What is being asked -
Please reproduce the records, omitting nothing and changing nothing.

Data excerpts -

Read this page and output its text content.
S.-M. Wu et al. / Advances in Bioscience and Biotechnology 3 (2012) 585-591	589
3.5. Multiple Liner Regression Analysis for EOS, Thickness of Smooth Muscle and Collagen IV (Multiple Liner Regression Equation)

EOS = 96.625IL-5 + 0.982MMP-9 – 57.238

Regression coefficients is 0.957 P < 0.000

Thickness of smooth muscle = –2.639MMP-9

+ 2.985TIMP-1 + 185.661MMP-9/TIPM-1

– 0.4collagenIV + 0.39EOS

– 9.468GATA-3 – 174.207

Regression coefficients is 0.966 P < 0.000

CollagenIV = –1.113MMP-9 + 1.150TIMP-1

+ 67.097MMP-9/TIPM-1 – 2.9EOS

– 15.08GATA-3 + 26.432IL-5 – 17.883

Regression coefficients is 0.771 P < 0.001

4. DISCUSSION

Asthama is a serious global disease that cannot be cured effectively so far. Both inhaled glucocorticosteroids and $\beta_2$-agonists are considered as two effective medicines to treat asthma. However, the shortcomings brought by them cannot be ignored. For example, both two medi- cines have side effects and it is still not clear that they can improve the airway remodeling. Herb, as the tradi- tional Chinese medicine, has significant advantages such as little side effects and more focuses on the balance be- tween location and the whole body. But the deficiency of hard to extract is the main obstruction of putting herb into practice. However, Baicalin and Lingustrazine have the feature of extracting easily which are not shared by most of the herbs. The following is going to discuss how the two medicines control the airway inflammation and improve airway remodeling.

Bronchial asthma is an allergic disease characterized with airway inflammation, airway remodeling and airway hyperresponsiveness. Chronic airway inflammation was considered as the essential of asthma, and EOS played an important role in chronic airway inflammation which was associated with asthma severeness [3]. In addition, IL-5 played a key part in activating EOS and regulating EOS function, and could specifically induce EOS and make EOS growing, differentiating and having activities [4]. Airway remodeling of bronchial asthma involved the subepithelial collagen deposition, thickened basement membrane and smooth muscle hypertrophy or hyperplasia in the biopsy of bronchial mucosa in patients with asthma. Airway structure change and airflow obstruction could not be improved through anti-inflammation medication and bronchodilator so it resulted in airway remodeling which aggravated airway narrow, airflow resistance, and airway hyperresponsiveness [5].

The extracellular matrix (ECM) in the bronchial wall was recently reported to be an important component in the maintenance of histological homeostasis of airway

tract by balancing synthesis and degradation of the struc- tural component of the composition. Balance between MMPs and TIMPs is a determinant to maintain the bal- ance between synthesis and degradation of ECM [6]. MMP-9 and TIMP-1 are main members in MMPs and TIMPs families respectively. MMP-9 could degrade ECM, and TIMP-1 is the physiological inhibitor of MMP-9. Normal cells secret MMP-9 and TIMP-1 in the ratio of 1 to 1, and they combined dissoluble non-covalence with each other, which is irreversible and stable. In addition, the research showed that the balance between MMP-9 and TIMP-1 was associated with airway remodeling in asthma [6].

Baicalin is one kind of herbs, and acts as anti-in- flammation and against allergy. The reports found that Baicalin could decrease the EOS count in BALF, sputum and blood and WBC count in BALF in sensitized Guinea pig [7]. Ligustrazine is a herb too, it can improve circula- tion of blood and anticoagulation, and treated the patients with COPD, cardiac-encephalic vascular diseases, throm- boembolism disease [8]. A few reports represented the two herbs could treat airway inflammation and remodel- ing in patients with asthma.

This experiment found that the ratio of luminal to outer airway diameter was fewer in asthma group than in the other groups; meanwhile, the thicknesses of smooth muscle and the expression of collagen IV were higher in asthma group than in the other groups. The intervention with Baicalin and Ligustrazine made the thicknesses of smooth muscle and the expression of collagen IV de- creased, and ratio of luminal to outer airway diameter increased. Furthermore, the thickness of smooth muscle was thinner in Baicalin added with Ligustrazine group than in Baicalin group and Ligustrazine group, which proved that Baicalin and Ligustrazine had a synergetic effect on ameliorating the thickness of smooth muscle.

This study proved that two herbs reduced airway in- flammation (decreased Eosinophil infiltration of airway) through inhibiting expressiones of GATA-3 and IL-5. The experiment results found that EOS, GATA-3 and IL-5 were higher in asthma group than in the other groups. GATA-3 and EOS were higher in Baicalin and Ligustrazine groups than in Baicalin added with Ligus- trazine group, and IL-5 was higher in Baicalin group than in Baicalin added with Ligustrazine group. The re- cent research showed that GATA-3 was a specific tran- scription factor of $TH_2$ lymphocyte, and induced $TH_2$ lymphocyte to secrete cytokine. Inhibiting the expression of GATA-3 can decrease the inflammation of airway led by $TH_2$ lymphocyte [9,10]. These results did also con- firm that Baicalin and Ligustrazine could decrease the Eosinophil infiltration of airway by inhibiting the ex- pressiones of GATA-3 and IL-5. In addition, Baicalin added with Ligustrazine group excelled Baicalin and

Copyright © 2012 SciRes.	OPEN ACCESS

Solution -
Read this page and output its text content.
S.-M. Wu et al. / Advances in Bioscience and Biotechnology 3 (2012) 585-591	589
3.5. Multiple Liner Regression Analysis for EOS, Thickness of Smooth Muscle and Collagen IV (Multiple Liner Regression Equation)

EOS = 96.625IL-5 + 0.982MMP-9 – 57.238

Regression coefficients is 0.957 P < 0.000

Thickness of smooth muscle = –2.639MMP-9

+ 2.985TIMP-1 + 185.661MMP-9/TIPM-1

– 0.4collagenIV + 0.39EOS

– 9.468GATA-3 – 174.207

Regression coefficients is 0.966 P < 0.000

CollagenIV = –1.113MMP-9 + 1.150TIMP-1

+ 67.097MMP-9/TIPM-1 – 2.9EOS

– 15.08GATA-3 + 26.432IL-5 – 17.883

Regression coefficients is 0.771 P < 0.001

4. DISCUSSION

Asthama is a serious global disease that cannot be cured effectively so far. Both inhaled glucocorticosteroids and $\beta_2$-agonists are considered as two effective medicines to treat asthma. However, the shortcomings brought by them cannot be ignored. For example, both two medi- cines have side effects and it is still not clear that they can improve the airway remodeling. Herb, as the tradi- tional Chinese medicine, has significant advantages such as little side effects and more focuses on the balance be- tween location and the whole body. But the deficiency of hard to extract is the main obstruction of putting herb into practice. However, Baicalin and Lingustrazine have the feature of extracting easily which are not shared by most of the herbs. The following is going to discuss how the two medicines control the airway inflammation and improve airway remodeling.

Bronchial asthma is an allergic disease characterized with airway inflammation, airway remodeling and airway hyperresponsiveness. Chronic airway inflammation was considered as the essential of asthma, and EOS played an important role in chronic airway inflammation which was associated with asthma severeness [3]. In addition, IL-5 played a key part in activating EOS and regulating EOS function, and could specifically induce EOS and make EOS growing, differentiating and having activities [4]. Airway remodeling of bronchial asthma involved the subepithelial collagen deposition, thickened basement membrane and smooth muscle hypertrophy or hyperplasia in the biopsy of bronchial mucosa in patients with asthma. Airway structure change and airflow obstruction could not be improved through anti-inflammation medication and bronchodilator so it resulted in airway remodeling which aggravated airway narrow, airflow resistance, and airway hyperresponsiveness [5].

The extracellular matrix (ECM) in the bronchial wall was recently reported to be an important component in the maintenance of histological homeostasis of airway

tract by balancing synthesis and degradation of the struc- tural component of the composition. Balance between MMPs and TIMPs is a determinant to maintain the bal- ance between synthesis and degradation of ECM [6]. MMP-9 and TIMP-1 are main members in MMPs and TIMPs families respectively. MMP-9 could degrade ECM, and TIMP-1 is the physiological inhibitor of MMP-9. Normal cells secret MMP-9 and TIMP-1 in the ratio of 1 to 1, and they combined dissoluble non-covalence with each other, which is irreversible and stable. In addition, the research showed that the balance between MMP-9 and TIMP-1 was associated with airway remodeling in asthma [6].

Baicalin is one kind of herbs, and acts as anti-in- flammation and against allergy. The reports found that Baicalin could decrease the EOS count in BALF, sputum and blood and WBC count in BALF in sensitized Guinea pig [7]. Ligustrazine is a herb too, it can improve circula- tion of blood and anticoagulation, and treated the patients with COPD, cardiac-encephalic vascular diseases, throm- boembolism disease [8]. A few reports represented the two herbs could treat airway inflammation and remodel- ing in patients with asthma.

This experiment found that the ratio of luminal to outer airway diameter was fewer in asthma group than in the other groups; meanwhile, the thicknesses of smooth muscle and the expression of collagen IV were higher in asthma group than in the other groups. The intervention with Baicalin and Ligustrazine made the thicknesses of smooth muscle and the expression of collagen IV de- creased, and ratio of luminal to outer airway diameter increased. Furthermore, the thickness of smooth muscle was thinner in Baicalin added with Ligustrazine group than in Baicalin group and Ligustrazine group, which proved that Baicalin and Ligustrazine had a synergetic effect on ameliorating the thickness of smooth muscle.

This study proved that two herbs reduced airway in- flammation (decreased Eosinophil infiltration of airway) through inhibiting expressiones of GATA-3 and IL-5. The experiment results found that EOS, GATA-3 and IL-5 were higher in asthma group than in the other groups. GATA-3 and EOS were higher in Baicalin and Ligustrazine groups than in Baicalin added with Ligus- trazine group, and IL-5 was higher in Baicalin group than in Baicalin added with Ligustrazine group. The re- cent research showed that GATA-3 was a specific tran- scription factor of $TH_2$ lymphocyte, and induced $TH_2$ lymphocyte to secrete cytokine. Inhibiting the expression of GATA-3 can decrease the inflammation of airway led by $TH_2$ lymphocyte [9,10]. These results did also con- firm that Baicalin and Ligustrazine could decrease the Eosinophil infiltration of airway by inhibiting the ex- pressiones of GATA-3 and IL-5. In addition, Baicalin added with Ligustrazine group excelled Baicalin and

Copyright © 2012 SciRes.	OPEN ACCESS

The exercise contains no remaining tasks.